__GIVEN INSTRUCTION__
From the entries below, gather every line containing the string "réduction".

(Data records)
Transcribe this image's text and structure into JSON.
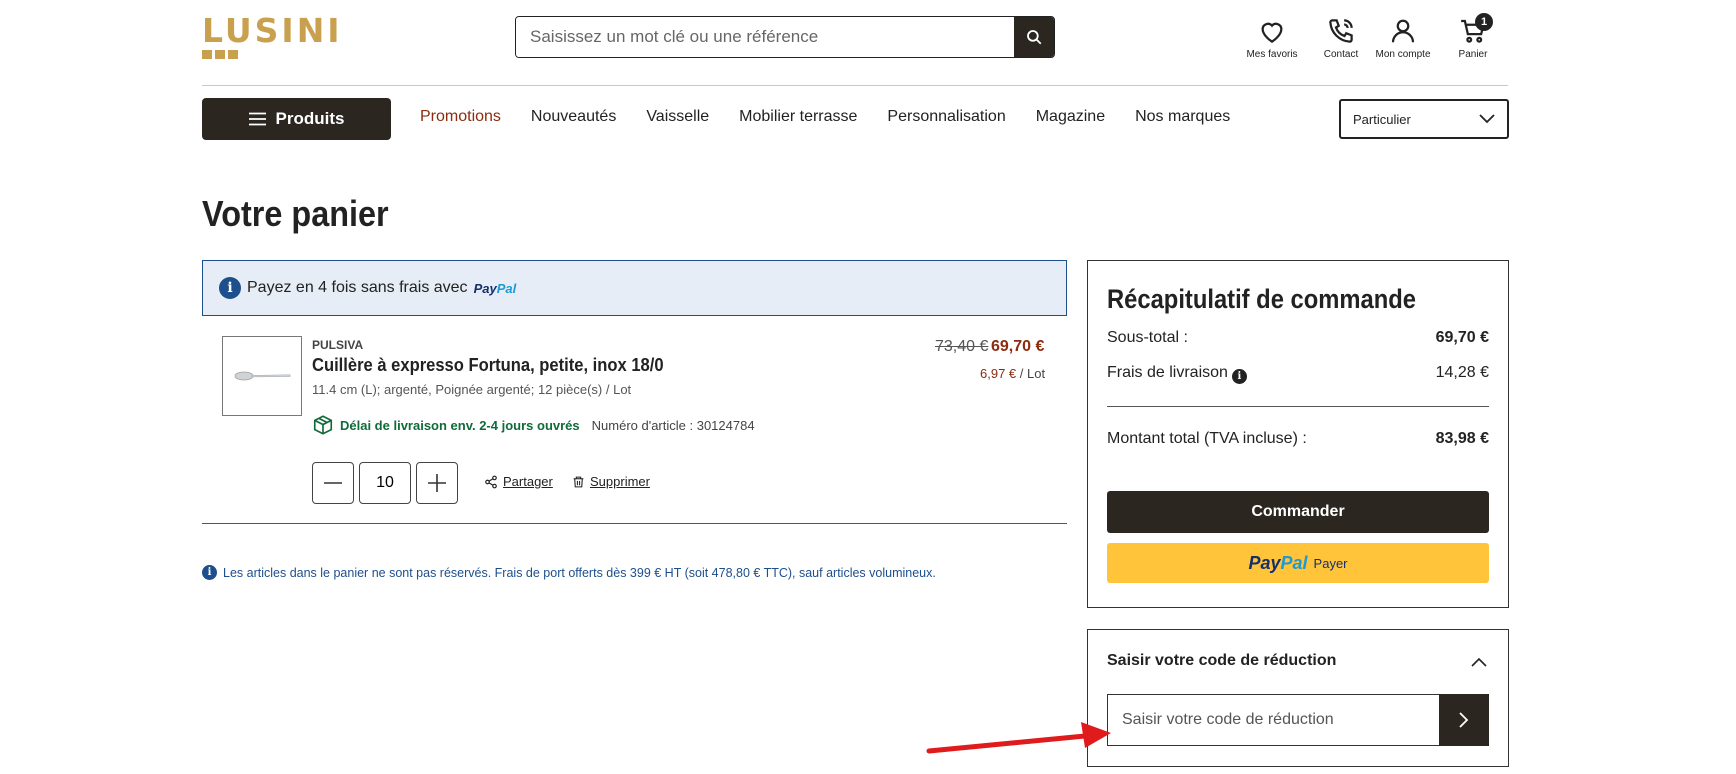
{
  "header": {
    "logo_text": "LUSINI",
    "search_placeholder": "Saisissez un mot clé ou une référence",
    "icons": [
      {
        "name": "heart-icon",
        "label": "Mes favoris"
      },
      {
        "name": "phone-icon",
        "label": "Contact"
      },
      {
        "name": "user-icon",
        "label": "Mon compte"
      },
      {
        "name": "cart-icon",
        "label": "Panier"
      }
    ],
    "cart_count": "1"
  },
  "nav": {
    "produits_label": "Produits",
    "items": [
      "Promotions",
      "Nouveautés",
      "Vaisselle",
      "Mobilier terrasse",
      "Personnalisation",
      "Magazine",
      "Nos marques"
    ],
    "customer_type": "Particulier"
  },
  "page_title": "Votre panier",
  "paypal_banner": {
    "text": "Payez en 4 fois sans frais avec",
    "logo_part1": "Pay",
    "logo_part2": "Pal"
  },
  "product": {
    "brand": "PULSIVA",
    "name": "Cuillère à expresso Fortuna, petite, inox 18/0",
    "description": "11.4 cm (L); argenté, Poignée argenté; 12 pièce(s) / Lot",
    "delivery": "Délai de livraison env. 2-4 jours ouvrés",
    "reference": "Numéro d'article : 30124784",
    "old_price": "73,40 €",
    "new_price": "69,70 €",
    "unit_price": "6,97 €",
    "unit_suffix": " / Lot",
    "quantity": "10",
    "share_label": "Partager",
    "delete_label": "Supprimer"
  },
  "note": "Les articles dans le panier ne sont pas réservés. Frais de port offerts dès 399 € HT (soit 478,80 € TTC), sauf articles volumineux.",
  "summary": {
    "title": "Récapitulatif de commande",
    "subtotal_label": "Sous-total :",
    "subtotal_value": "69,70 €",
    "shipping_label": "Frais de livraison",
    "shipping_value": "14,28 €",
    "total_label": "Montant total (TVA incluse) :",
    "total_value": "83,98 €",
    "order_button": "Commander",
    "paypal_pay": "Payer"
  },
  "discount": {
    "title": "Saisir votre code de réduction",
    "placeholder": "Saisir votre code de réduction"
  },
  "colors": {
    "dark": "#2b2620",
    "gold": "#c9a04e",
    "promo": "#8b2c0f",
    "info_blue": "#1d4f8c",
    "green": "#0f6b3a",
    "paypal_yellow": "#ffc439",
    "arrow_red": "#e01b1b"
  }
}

__RESULT OF THE EXERCISE__
    "title": "Saisir votre code de réduction",
    "placeholder": "Saisir votre code de réduction"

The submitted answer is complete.